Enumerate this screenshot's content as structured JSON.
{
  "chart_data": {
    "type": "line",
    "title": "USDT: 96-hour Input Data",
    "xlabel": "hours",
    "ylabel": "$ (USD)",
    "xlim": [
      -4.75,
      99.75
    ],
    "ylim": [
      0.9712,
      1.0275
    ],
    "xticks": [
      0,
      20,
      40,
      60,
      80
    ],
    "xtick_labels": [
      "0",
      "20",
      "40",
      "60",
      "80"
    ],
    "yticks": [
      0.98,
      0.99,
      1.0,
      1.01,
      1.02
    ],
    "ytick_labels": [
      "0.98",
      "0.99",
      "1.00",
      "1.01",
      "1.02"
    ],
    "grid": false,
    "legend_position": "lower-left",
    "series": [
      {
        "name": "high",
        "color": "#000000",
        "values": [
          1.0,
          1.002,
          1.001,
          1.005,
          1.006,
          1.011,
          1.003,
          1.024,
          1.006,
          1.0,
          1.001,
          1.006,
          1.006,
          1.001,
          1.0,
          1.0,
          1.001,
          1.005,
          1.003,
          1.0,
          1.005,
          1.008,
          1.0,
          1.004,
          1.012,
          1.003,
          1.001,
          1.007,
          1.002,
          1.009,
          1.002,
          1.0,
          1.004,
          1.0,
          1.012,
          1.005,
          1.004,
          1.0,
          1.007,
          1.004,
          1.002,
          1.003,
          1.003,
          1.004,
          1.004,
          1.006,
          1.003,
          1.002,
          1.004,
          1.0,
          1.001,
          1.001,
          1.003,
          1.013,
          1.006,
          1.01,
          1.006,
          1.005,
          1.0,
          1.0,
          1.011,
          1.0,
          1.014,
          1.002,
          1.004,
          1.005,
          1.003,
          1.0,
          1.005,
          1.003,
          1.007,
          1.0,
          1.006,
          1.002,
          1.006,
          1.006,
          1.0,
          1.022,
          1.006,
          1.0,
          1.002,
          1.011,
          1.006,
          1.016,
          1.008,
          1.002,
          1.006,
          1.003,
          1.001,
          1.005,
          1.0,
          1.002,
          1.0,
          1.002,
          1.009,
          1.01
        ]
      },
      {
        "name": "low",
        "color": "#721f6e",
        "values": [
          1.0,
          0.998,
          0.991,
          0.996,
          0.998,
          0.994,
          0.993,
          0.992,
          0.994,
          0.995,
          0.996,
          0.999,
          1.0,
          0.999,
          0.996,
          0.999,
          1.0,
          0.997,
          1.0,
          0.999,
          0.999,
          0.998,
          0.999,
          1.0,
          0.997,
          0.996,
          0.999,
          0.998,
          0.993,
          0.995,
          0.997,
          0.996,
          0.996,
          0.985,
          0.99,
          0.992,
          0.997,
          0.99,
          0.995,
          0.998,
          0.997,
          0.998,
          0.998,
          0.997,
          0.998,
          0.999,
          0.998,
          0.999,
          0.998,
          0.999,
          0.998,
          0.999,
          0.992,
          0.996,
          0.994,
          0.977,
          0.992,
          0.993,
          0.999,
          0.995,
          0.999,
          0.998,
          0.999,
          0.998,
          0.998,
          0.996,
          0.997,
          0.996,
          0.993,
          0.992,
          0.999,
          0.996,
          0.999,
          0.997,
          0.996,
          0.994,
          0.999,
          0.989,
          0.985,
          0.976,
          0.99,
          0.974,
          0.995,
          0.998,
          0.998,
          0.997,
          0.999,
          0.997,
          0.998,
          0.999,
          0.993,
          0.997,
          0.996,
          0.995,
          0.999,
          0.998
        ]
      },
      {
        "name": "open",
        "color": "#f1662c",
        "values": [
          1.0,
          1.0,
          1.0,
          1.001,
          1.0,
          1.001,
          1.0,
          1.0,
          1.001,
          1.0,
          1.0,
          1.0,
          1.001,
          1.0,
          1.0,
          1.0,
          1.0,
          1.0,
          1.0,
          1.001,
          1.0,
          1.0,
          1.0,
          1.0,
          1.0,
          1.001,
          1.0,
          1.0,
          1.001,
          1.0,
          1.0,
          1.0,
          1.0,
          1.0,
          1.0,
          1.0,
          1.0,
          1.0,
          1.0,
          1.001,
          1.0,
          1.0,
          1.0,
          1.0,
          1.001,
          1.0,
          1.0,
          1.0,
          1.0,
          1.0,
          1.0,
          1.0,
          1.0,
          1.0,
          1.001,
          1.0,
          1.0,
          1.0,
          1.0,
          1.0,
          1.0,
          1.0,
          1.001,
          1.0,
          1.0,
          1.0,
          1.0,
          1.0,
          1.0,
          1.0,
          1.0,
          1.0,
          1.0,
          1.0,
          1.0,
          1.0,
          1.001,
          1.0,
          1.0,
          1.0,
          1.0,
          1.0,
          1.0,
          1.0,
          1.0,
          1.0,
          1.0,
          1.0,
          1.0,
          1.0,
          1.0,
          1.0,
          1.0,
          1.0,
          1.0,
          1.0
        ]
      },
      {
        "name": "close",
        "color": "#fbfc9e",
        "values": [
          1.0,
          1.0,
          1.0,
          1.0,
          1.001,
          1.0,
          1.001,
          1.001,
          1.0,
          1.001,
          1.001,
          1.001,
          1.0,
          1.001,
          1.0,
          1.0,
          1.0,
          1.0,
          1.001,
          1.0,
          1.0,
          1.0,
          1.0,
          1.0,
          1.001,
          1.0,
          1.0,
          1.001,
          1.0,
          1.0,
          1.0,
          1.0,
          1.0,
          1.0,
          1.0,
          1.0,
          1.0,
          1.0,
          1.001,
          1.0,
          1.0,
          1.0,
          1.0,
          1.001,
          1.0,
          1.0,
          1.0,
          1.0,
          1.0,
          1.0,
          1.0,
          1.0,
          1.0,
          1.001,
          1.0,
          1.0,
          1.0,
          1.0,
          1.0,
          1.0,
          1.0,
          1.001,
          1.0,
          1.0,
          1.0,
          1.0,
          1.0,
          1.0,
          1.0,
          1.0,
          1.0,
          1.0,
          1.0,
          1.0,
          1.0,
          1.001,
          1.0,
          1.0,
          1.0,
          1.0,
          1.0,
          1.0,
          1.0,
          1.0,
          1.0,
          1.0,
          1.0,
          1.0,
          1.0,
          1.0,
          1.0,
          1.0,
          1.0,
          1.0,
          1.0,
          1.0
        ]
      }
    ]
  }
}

════════

• [What to do] Every record above should be output exactly.

• [Written answer]
Enumerate this screenshot's content as structured JSON.
{
  "chart_data": {
    "type": "line",
    "title": "USDT: 96-hour Input Data",
    "xlabel": "hours",
    "ylabel": "$ (USD)",
    "xlim": [
      -4.75,
      99.75
    ],
    "ylim": [
      0.9712,
      1.0275
    ],
    "xticks": [
      0,
      20,
      40,
      60,
      80
    ],
    "xtick_labels": [
      "0",
      "20",
      "40",
      "60",
      "80"
    ],
    "yticks": [
      0.98,
      0.99,
      1.0,
      1.01,
      1.02
    ],
    "ytick_labels": [
      "0.98",
      "0.99",
      "1.00",
      "1.01",
      "1.02"
    ],
    "grid": false,
    "legend_position": "lower-left",
    "series": [
      {
        "name": "high",
        "color": "#000000",
        "values": [
          1.0,
          1.002,
          1.001,
          1.005,
          1.006,
          1.011,
          1.003,
          1.024,
          1.006,
          1.0,
          1.001,
          1.006,
          1.006,
          1.001,
          1.0,
          1.0,
          1.001,
          1.005,
          1.003,
          1.0,
          1.005,
          1.008,
          1.0,
          1.004,
          1.012,
          1.003,
          1.001,
          1.007,
          1.002,
          1.009,
          1.002,
          1.0,
          1.004,
          1.0,
          1.012,
          1.005,
          1.004,
          1.0,
          1.007,
          1.004,
          1.002,
          1.003,
          1.003,
          1.004,
          1.004,
          1.006,
          1.003,
          1.002,
          1.004,
          1.0,
          1.001,
          1.001,
          1.003,
          1.013,
          1.006,
          1.01,
          1.006,
          1.005,
          1.0,
          1.0,
          1.011,
          1.0,
          1.014,
          1.002,
          1.004,
          1.005,
          1.003,
          1.0,
          1.005,
          1.003,
          1.007,
          1.0,
          1.006,
          1.002,
          1.006,
          1.006,
          1.0,
          1.022,
          1.006,
          1.0,
          1.002,
          1.011,
          1.006,
          1.016,
          1.008,
          1.002,
          1.006,
          1.003,
          1.001,
          1.005,
          1.0,
          1.002,
          1.0,
          1.002,
          1.009,
          1.01
        ]
      },
      {
        "name": "low",
        "color": "#721f6e",
        "values": [
          1.0,
          0.998,
          0.991,
          0.996,
          0.998,
          0.994,
          0.993,
          0.992,
          0.994,
          0.995,
          0.996,
          0.999,
          1.0,
          0.999,
          0.996,
          0.999,
          1.0,
          0.997,
          1.0,
          0.999,
          0.999,
          0.998,
          0.999,
          1.0,
          0.997,
          0.996,
          0.999,
          0.998,
          0.993,
          0.995,
          0.997,
          0.996,
          0.996,
          0.985,
          0.99,
          0.992,
          0.997,
          0.99,
          0.995,
          0.998,
          0.997,
          0.998,
          0.998,
          0.997,
          0.998,
          0.999,
          0.998,
          0.999,
          0.998,
          0.999,
          0.998,
          0.999,
          0.992,
          0.996,
          0.994,
          0.977,
          0.992,
          0.993,
          0.999,
          0.995,
          0.999,
          0.998,
          0.999,
          0.998,
          0.998,
          0.996,
          0.997,
          0.996,
          0.993,
          0.992,
          0.999,
          0.996,
          0.999,
          0.997,
          0.996,
          0.994,
          0.999,
          0.989,
          0.985,
          0.976,
          0.99,
          0.974,
          0.995,
          0.998,
          0.998,
          0.997,
          0.999,
          0.997,
          0.998,
          0.999,
          0.993,
          0.997,
          0.996,
          0.995,
          0.999,
          0.998
        ]
      },
      {
        "name": "open",
        "color": "#f1662c",
        "values": [
          1.0,
          1.0,
          1.0,
          1.001,
          1.0,
          1.001,
          1.0,
          1.0,
          1.001,
          1.0,
          1.0,
          1.0,
          1.001,
          1.0,
          1.0,
          1.0,
          1.0,
          1.0,
          1.0,
          1.001,
          1.0,
          1.0,
          1.0,
          1.0,
          1.0,
          1.001,
          1.0,
          1.0,
          1.001,
          1.0,
          1.0,
          1.0,
          1.0,
          1.0,
          1.0,
          1.0,
          1.0,
          1.0,
          1.0,
          1.001,
          1.0,
          1.0,
          1.0,
          1.0,
          1.001,
          1.0,
          1.0,
          1.0,
          1.0,
          1.0,
          1.0,
          1.0,
          1.0,
          1.0,
          1.001,
          1.0,
          1.0,
          1.0,
          1.0,
          1.0,
          1.0,
          1.0,
          1.001,
          1.0,
          1.0,
          1.0,
          1.0,
          1.0,
          1.0,
          1.0,
          1.0,
          1.0,
          1.0,
          1.0,
          1.0,
          1.0,
          1.001,
          1.0,
          1.0,
          1.0,
          1.0,
          1.0,
          1.0,
          1.0,
          1.0,
          1.0,
          1.0,
          1.0,
          1.0,
          1.0,
          1.0,
          1.0,
          1.0,
          1.0,
          1.0,
          1.0
        ]
      },
      {
        "name": "close",
        "color": "#fbfc9e",
        "values": [
          1.0,
          1.0,
          1.0,
          1.0,
          1.001,
          1.0,
          1.001,
          1.001,
          1.0,
          1.001,
          1.001,
          1.001,
          1.0,
          1.001,
          1.0,
          1.0,
          1.0,
          1.0,
          1.001,
          1.0,
          1.0,
          1.0,
          1.0,
          1.0,
          1.001,
          1.0,
          1.0,
          1.001,
          1.0,
          1.0,
          1.0,
          1.0,
          1.0,
          1.0,
          1.0,
          1.0,
          1.0,
          1.0,
          1.001,
          1.0,
          1.0,
          1.0,
          1.0,
          1.001,
          1.0,
          1.0,
          1.0,
          1.0,
          1.0,
          1.0,
          1.0,
          1.0,
          1.0,
          1.001,
          1.0,
          1.0,
          1.0,
          1.0,
          1.0,
          1.0,
          1.0,
          1.001,
          1.0,
          1.0,
          1.0,
          1.0,
          1.0,
          1.0,
          1.0,
          1.0,
          1.0,
          1.0,
          1.0,
          1.0,
          1.0,
          1.001,
          1.0,
          1.0,
          1.0,
          1.0,
          1.0,
          1.0,
          1.0,
          1.0,
          1.0,
          1.0,
          1.0,
          1.0,
          1.0,
          1.0,
          1.0,
          1.0,
          1.0,
          1.0,
          1.0,
          1.0
        ]
      }
    ]
  }
}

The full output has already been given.